= Do this =
Reproduce the records that follow in full, excluding any picture they contain.

= Data lines =

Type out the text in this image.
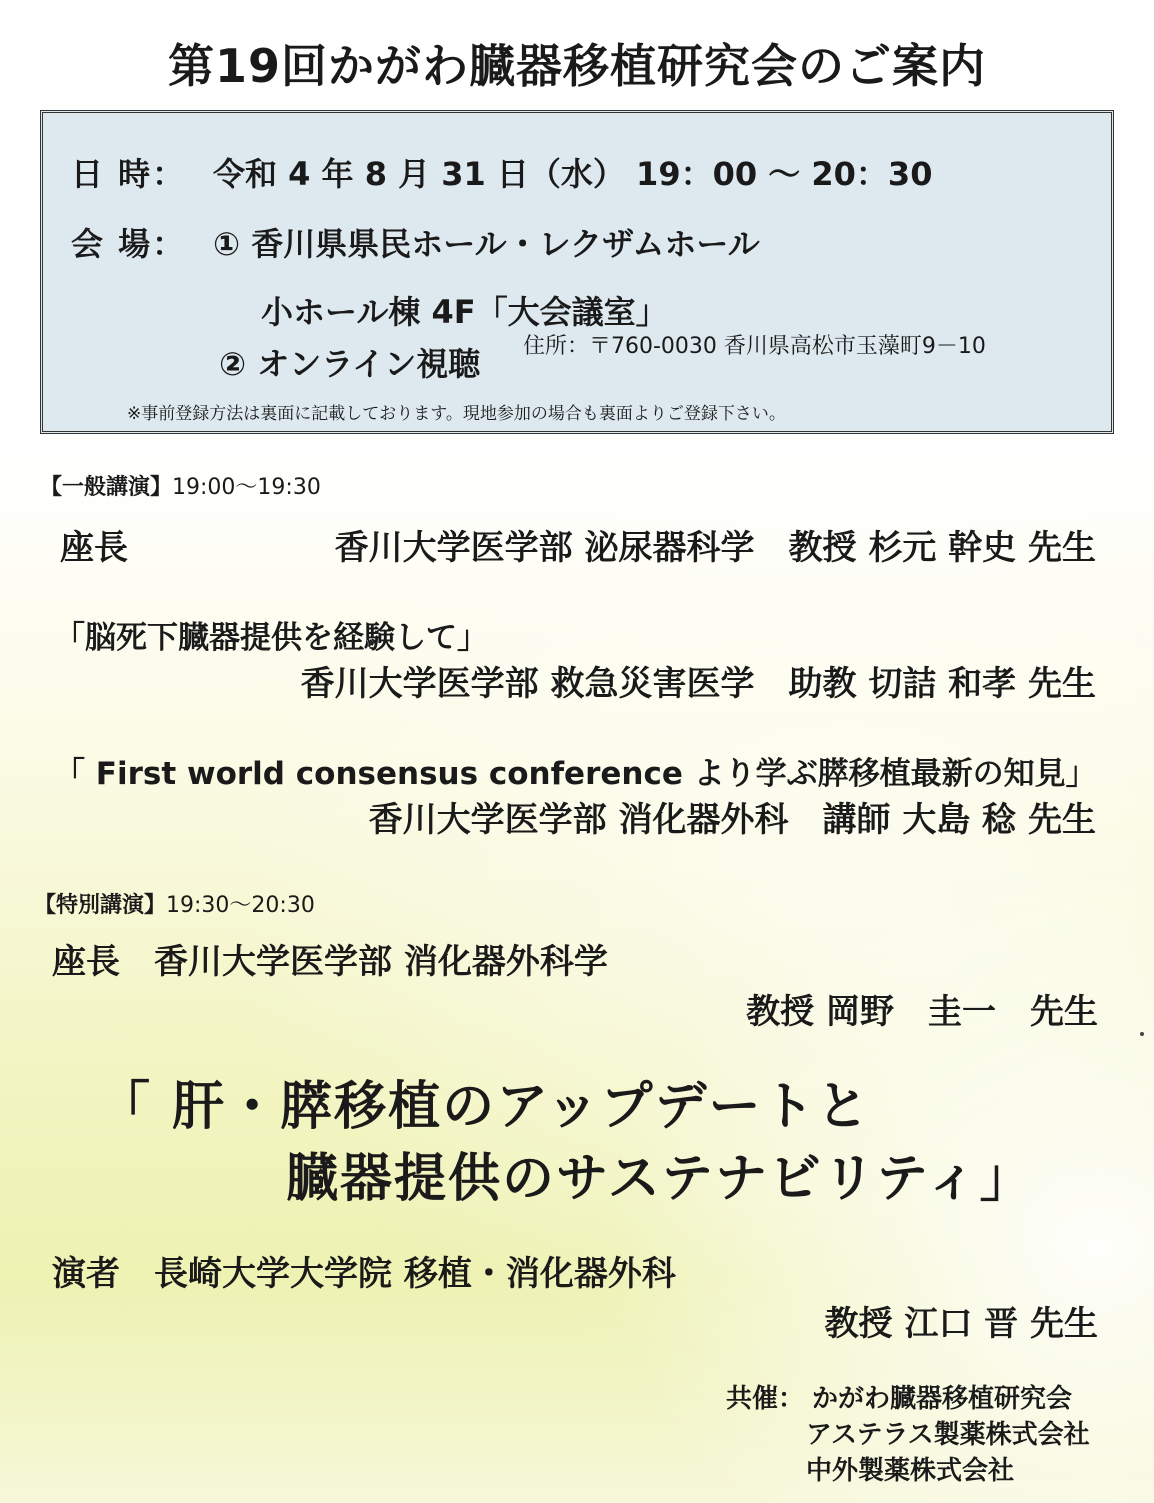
第19回かがわ臓器移植研究会のご案内
日 時： 令和 4 年 8 月 31 日（水） 19：00 ～ 20：30
会 場： ① 香川県県民ホール・レクザムホール
小ホール棟 4F「大会議室」
② オンライン視聴 住所：〒760-0030 香川県高松市玉藻町9－10
※事前登録方法は裏面に記載しております。現地参加の場合も裏面よりご登録下さい。
【一般講演】19:00～19:30
座長	香川大学医学部 泌尿器科学　教授 杉元 幹史 先生
「脳死下臓器提供を経験して」
香川大学医学部 救急災害医学　助教 切詰 和孝 先生
「 First world consensus conference より学ぶ膵移植最新の知見」
香川大学医学部 消化器外科　講師 大島 稔 先生
【特別講演】19:30～20:30
座長　香川大学医学部 消化器外科学
教授 岡野　圭一　先生
「 肝・膵移植のアップデートと
臓器提供のサステナビリティ」
演者　長崎大学大学院 移植・消化器外科
教授 江口 晋 先生
共催： かがわ臓器移植研究会
アステラス製薬株式会社
中外製薬株式会社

= Result of the exercise =
Type out the text in this image.
第19回かがわ臓器移植研究会のご案内
日 時： 令和 4 年 8 月 31 日（水） 19：00 ～ 20：30
会 場： ① 香川県県民ホール・レクザムホール
小ホール棟 4F「大会議室」
② オンライン視聴 住所：〒760-0030 香川県高松市玉藻町9－10
※事前登録方法は裏面に記載しております。現地参加の場合も裏面よりご登録下さい。
【一般講演】19:00～19:30
座長	香川大学医学部 泌尿器科学　教授 杉元 幹史 先生
「脳死下臓器提供を経験して」
香川大学医学部 救急災害医学　助教 切詰 和孝 先生
「 First world consensus conference より学ぶ膵移植最新の知見」
香川大学医学部 消化器外科　講師 大島 稔 先生
【特別講演】19:30～20:30
座長　香川大学医学部 消化器外科学
教授 岡野　圭一　先生
「 肝・膵移植のアップデートと
臓器提供のサステナビリティ」
演者　長崎大学大学院 移植・消化器外科
教授 江口 晋 先生
共催： かがわ臓器移植研究会
アステラス製薬株式会社
中外製薬株式会社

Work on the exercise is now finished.